- **PROMPT**
Leaving out the pictures, retype all the material exactly.
<<<<
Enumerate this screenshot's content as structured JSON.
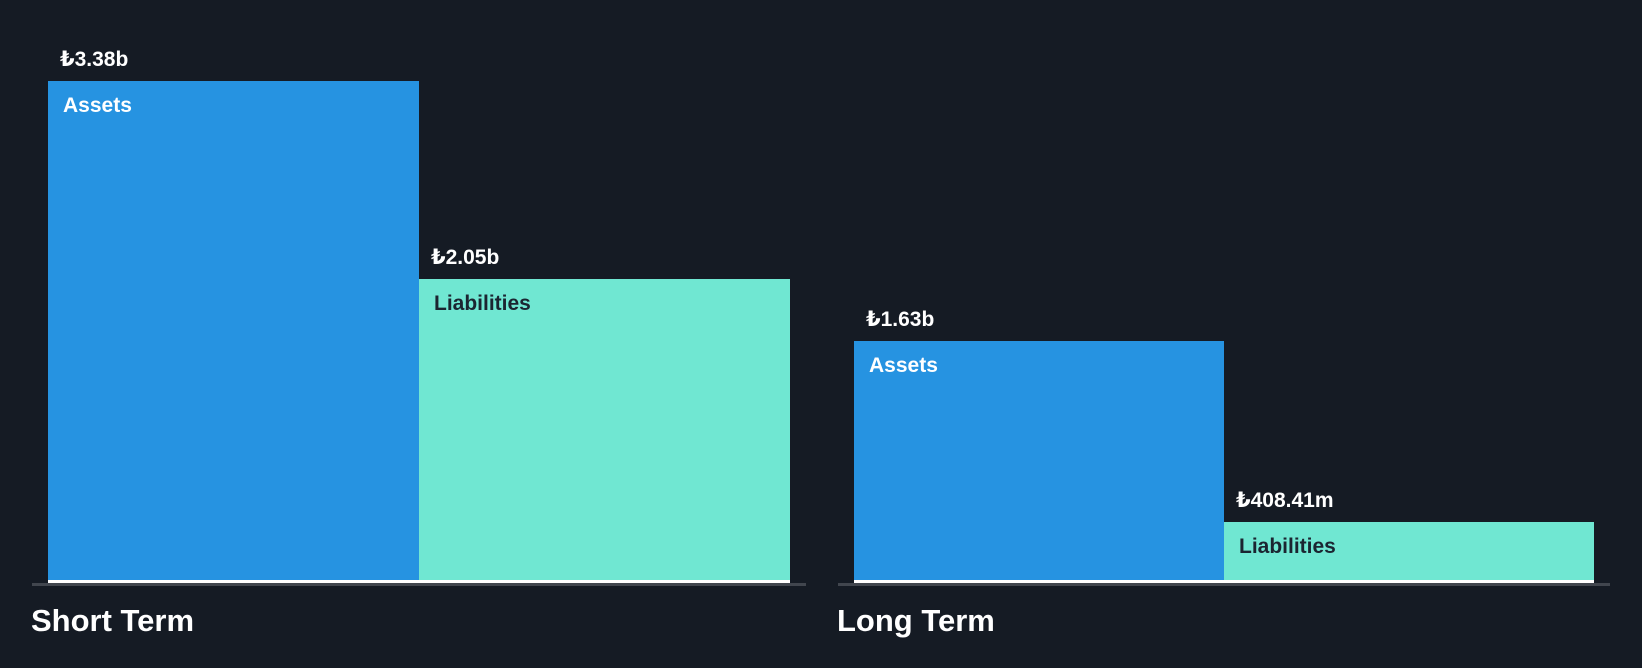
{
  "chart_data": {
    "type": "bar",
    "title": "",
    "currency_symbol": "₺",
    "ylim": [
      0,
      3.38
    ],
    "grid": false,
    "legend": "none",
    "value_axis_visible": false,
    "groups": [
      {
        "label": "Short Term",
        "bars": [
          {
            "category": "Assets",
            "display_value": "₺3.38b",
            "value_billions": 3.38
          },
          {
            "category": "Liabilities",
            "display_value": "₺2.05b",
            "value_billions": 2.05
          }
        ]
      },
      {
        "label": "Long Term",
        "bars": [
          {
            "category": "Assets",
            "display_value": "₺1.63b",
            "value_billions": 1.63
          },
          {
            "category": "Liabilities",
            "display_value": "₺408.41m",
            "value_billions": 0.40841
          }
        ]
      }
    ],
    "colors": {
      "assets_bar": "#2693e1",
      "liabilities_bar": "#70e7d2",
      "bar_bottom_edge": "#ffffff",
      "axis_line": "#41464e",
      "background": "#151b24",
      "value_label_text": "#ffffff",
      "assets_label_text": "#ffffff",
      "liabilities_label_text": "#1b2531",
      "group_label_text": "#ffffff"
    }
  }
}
>>>>
- **RESPONSE FOR THIS EXERCISE**
Enumerate this screenshot's content as structured JSON.
{
  "chart_data": {
    "type": "bar",
    "title": "",
    "currency_symbol": "₺",
    "ylim": [
      0,
      3.38
    ],
    "grid": false,
    "legend": "none",
    "value_axis_visible": false,
    "groups": [
      {
        "label": "Short Term",
        "bars": [
          {
            "category": "Assets",
            "display_value": "₺3.38b",
            "value_billions": 3.38
          },
          {
            "category": "Liabilities",
            "display_value": "₺2.05b",
            "value_billions": 2.05
          }
        ]
      },
      {
        "label": "Long Term",
        "bars": [
          {
            "category": "Assets",
            "display_value": "₺1.63b",
            "value_billions": 1.63
          },
          {
            "category": "Liabilities",
            "display_value": "₺408.41m",
            "value_billions": 0.40841
          }
        ]
      }
    ],
    "colors": {
      "assets_bar": "#2693e1",
      "liabilities_bar": "#70e7d2",
      "bar_bottom_edge": "#ffffff",
      "axis_line": "#41464e",
      "background": "#151b24",
      "value_label_text": "#ffffff",
      "assets_label_text": "#ffffff",
      "liabilities_label_text": "#1b2531",
      "group_label_text": "#ffffff"
    }
  }
}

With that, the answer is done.